## Dataset content
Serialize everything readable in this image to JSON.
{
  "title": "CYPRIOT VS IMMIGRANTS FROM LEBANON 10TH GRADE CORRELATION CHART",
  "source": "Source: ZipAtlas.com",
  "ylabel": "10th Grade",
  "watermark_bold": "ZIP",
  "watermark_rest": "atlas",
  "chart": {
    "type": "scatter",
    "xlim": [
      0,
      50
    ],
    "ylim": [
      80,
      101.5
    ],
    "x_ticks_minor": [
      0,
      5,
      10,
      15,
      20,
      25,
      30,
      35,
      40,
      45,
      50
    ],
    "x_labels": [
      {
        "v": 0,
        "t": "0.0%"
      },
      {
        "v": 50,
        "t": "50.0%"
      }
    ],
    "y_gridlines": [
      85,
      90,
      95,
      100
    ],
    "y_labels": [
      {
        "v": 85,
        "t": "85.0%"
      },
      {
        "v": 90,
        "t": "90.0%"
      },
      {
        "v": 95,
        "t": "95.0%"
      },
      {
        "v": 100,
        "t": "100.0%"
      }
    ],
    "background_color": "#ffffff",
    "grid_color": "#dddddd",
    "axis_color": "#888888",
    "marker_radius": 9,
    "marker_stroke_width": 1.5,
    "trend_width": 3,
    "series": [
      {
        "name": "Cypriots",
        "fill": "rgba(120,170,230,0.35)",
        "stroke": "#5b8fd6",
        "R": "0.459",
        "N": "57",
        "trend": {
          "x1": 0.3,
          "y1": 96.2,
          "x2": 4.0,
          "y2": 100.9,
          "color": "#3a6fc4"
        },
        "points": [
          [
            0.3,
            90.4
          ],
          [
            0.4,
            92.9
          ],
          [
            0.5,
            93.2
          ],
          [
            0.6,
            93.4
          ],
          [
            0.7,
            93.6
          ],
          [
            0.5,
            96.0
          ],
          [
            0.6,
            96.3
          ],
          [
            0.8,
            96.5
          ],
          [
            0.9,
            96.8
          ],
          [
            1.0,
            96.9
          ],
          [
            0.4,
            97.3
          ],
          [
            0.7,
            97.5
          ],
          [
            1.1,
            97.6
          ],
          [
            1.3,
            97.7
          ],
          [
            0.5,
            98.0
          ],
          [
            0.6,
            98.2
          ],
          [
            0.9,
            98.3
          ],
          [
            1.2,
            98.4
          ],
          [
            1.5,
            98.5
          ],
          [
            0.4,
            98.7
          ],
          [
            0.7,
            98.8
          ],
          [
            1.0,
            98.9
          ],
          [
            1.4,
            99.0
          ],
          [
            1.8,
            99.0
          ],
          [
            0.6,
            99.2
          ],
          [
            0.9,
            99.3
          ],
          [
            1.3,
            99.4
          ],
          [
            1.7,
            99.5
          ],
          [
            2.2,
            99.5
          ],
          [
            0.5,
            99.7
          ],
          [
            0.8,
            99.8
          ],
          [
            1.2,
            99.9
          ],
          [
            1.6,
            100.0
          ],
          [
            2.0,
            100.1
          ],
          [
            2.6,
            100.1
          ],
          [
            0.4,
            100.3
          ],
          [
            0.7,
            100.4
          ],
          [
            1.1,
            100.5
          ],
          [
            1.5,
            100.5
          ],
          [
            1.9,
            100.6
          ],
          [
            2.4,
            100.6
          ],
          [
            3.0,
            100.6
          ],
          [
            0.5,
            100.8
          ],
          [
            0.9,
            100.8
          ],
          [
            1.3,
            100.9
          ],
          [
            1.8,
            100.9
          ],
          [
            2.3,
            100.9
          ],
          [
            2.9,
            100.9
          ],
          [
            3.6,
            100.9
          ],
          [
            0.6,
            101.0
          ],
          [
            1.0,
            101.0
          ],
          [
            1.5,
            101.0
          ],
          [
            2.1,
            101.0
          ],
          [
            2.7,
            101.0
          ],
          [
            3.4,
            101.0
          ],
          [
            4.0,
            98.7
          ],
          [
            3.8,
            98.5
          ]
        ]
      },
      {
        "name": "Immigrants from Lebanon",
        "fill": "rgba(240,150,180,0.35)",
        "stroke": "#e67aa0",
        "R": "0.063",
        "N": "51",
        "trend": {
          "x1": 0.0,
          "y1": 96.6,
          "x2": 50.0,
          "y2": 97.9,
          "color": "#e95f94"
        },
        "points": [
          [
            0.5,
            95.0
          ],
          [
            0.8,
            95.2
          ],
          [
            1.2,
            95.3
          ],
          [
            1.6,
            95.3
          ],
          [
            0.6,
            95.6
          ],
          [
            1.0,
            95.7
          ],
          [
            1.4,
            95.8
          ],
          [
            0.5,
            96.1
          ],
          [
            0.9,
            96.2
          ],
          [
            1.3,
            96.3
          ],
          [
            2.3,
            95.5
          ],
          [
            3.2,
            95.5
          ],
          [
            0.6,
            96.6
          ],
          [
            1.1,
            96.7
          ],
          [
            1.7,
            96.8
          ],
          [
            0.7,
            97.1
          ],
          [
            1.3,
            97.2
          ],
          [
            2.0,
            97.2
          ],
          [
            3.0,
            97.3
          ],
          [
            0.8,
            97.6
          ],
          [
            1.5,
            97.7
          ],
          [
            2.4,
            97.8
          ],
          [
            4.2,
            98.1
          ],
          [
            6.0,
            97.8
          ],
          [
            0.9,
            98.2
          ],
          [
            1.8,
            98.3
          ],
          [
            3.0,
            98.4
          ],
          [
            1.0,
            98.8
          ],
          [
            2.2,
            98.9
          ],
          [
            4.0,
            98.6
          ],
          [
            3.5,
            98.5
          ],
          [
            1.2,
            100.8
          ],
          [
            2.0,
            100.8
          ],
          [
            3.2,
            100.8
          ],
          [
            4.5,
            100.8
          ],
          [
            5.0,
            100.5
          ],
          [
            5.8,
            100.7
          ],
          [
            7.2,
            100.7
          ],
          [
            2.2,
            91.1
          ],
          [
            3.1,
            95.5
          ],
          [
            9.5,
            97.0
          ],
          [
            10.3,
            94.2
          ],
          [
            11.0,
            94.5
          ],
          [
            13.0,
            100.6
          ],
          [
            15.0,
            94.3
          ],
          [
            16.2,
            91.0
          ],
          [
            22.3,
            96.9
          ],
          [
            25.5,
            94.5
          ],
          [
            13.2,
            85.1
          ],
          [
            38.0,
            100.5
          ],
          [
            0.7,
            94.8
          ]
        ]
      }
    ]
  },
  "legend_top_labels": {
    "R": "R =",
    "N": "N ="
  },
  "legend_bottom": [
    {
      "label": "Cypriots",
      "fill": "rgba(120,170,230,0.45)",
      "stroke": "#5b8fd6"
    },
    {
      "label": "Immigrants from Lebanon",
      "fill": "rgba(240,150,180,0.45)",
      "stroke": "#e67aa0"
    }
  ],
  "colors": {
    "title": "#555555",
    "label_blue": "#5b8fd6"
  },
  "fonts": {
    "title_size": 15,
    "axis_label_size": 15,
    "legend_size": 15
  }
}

## What the task asks
Reproduce the full listing above, character for character.

## Reply
Serialize everything readable in this image to JSON.
{
  "title": "CYPRIOT VS IMMIGRANTS FROM LEBANON 10TH GRADE CORRELATION CHART",
  "source": "Source: ZipAtlas.com",
  "ylabel": "10th Grade",
  "watermark_bold": "ZIP",
  "watermark_rest": "atlas",
  "chart": {
    "type": "scatter",
    "xlim": [
      0,
      50
    ],
    "ylim": [
      80,
      101.5
    ],
    "x_ticks_minor": [
      0,
      5,
      10,
      15,
      20,
      25,
      30,
      35,
      40,
      45,
      50
    ],
    "x_labels": [
      {
        "v": 0,
        "t": "0.0%"
      },
      {
        "v": 50,
        "t": "50.0%"
      }
    ],
    "y_gridlines": [
      85,
      90,
      95,
      100
    ],
    "y_labels": [
      {
        "v": 85,
        "t": "85.0%"
      },
      {
        "v": 90,
        "t": "90.0%"
      },
      {
        "v": 95,
        "t": "95.0%"
      },
      {
        "v": 100,
        "t": "100.0%"
      }
    ],
    "background_color": "#ffffff",
    "grid_color": "#dddddd",
    "axis_color": "#888888",
    "marker_radius": 9,
    "marker_stroke_width": 1.5,
    "trend_width": 3,
    "series": [
      {
        "name": "Cypriots",
        "fill": "rgba(120,170,230,0.35)",
        "stroke": "#5b8fd6",
        "R": "0.459",
        "N": "57",
        "trend": {
          "x1": 0.3,
          "y1": 96.2,
          "x2": 4.0,
          "y2": 100.9,
          "color": "#3a6fc4"
        },
        "points": [
          [
            0.3,
            90.4
          ],
          [
            0.4,
            92.9
          ],
          [
            0.5,
            93.2
          ],
          [
            0.6,
            93.4
          ],
          [
            0.7,
            93.6
          ],
          [
            0.5,
            96.0
          ],
          [
            0.6,
            96.3
          ],
          [
            0.8,
            96.5
          ],
          [
            0.9,
            96.8
          ],
          [
            1.0,
            96.9
          ],
          [
            0.4,
            97.3
          ],
          [
            0.7,
            97.5
          ],
          [
            1.1,
            97.6
          ],
          [
            1.3,
            97.7
          ],
          [
            0.5,
            98.0
          ],
          [
            0.6,
            98.2
          ],
          [
            0.9,
            98.3
          ],
          [
            1.2,
            98.4
          ],
          [
            1.5,
            98.5
          ],
          [
            0.4,
            98.7
          ],
          [
            0.7,
            98.8
          ],
          [
            1.0,
            98.9
          ],
          [
            1.4,
            99.0
          ],
          [
            1.8,
            99.0
          ],
          [
            0.6,
            99.2
          ],
          [
            0.9,
            99.3
          ],
          [
            1.3,
            99.4
          ],
          [
            1.7,
            99.5
          ],
          [
            2.2,
            99.5
          ],
          [
            0.5,
            99.7
          ],
          [
            0.8,
            99.8
          ],
          [
            1.2,
            99.9
          ],
          [
            1.6,
            100.0
          ],
          [
            2.0,
            100.1
          ],
          [
            2.6,
            100.1
          ],
          [
            0.4,
            100.3
          ],
          [
            0.7,
            100.4
          ],
          [
            1.1,
            100.5
          ],
          [
            1.5,
            100.5
          ],
          [
            1.9,
            100.6
          ],
          [
            2.4,
            100.6
          ],
          [
            3.0,
            100.6
          ],
          [
            0.5,
            100.8
          ],
          [
            0.9,
            100.8
          ],
          [
            1.3,
            100.9
          ],
          [
            1.8,
            100.9
          ],
          [
            2.3,
            100.9
          ],
          [
            2.9,
            100.9
          ],
          [
            3.6,
            100.9
          ],
          [
            0.6,
            101.0
          ],
          [
            1.0,
            101.0
          ],
          [
            1.5,
            101.0
          ],
          [
            2.1,
            101.0
          ],
          [
            2.7,
            101.0
          ],
          [
            3.4,
            101.0
          ],
          [
            4.0,
            98.7
          ],
          [
            3.8,
            98.5
          ]
        ]
      },
      {
        "name": "Immigrants from Lebanon",
        "fill": "rgba(240,150,180,0.35)",
        "stroke": "#e67aa0",
        "R": "0.063",
        "N": "51",
        "trend": {
          "x1": 0.0,
          "y1": 96.6,
          "x2": 50.0,
          "y2": 97.9,
          "color": "#e95f94"
        },
        "points": [
          [
            0.5,
            95.0
          ],
          [
            0.8,
            95.2
          ],
          [
            1.2,
            95.3
          ],
          [
            1.6,
            95.3
          ],
          [
            0.6,
            95.6
          ],
          [
            1.0,
            95.7
          ],
          [
            1.4,
            95.8
          ],
          [
            0.5,
            96.1
          ],
          [
            0.9,
            96.2
          ],
          [
            1.3,
            96.3
          ],
          [
            2.3,
            95.5
          ],
          [
            3.2,
            95.5
          ],
          [
            0.6,
            96.6
          ],
          [
            1.1,
            96.7
          ],
          [
            1.7,
            96.8
          ],
          [
            0.7,
            97.1
          ],
          [
            1.3,
            97.2
          ],
          [
            2.0,
            97.2
          ],
          [
            3.0,
            97.3
          ],
          [
            0.8,
            97.6
          ],
          [
            1.5,
            97.7
          ],
          [
            2.4,
            97.8
          ],
          [
            4.2,
            98.1
          ],
          [
            6.0,
            97.8
          ],
          [
            0.9,
            98.2
          ],
          [
            1.8,
            98.3
          ],
          [
            3.0,
            98.4
          ],
          [
            1.0,
            98.8
          ],
          [
            2.2,
            98.9
          ],
          [
            4.0,
            98.6
          ],
          [
            3.5,
            98.5
          ],
          [
            1.2,
            100.8
          ],
          [
            2.0,
            100.8
          ],
          [
            3.2,
            100.8
          ],
          [
            4.5,
            100.8
          ],
          [
            5.0,
            100.5
          ],
          [
            5.8,
            100.7
          ],
          [
            7.2,
            100.7
          ],
          [
            2.2,
            91.1
          ],
          [
            3.1,
            95.5
          ],
          [
            9.5,
            97.0
          ],
          [
            10.3,
            94.2
          ],
          [
            11.0,
            94.5
          ],
          [
            13.0,
            100.6
          ],
          [
            15.0,
            94.3
          ],
          [
            16.2,
            91.0
          ],
          [
            22.3,
            96.9
          ],
          [
            25.5,
            94.5
          ],
          [
            13.2,
            85.1
          ],
          [
            38.0,
            100.5
          ],
          [
            0.7,
            94.8
          ]
        ]
      }
    ]
  },
  "legend_top_labels": {
    "R": "R =",
    "N": "N ="
  },
  "legend_bottom": [
    {
      "label": "Cypriots",
      "fill": "rgba(120,170,230,0.45)",
      "stroke": "#5b8fd6"
    },
    {
      "label": "Immigrants from Lebanon",
      "fill": "rgba(240,150,180,0.45)",
      "stroke": "#e67aa0"
    }
  ],
  "colors": {
    "title": "#555555",
    "label_blue": "#5b8fd6"
  },
  "fonts": {
    "title_size": 15,
    "axis_label_size": 15,
    "legend_size": 15
  }
}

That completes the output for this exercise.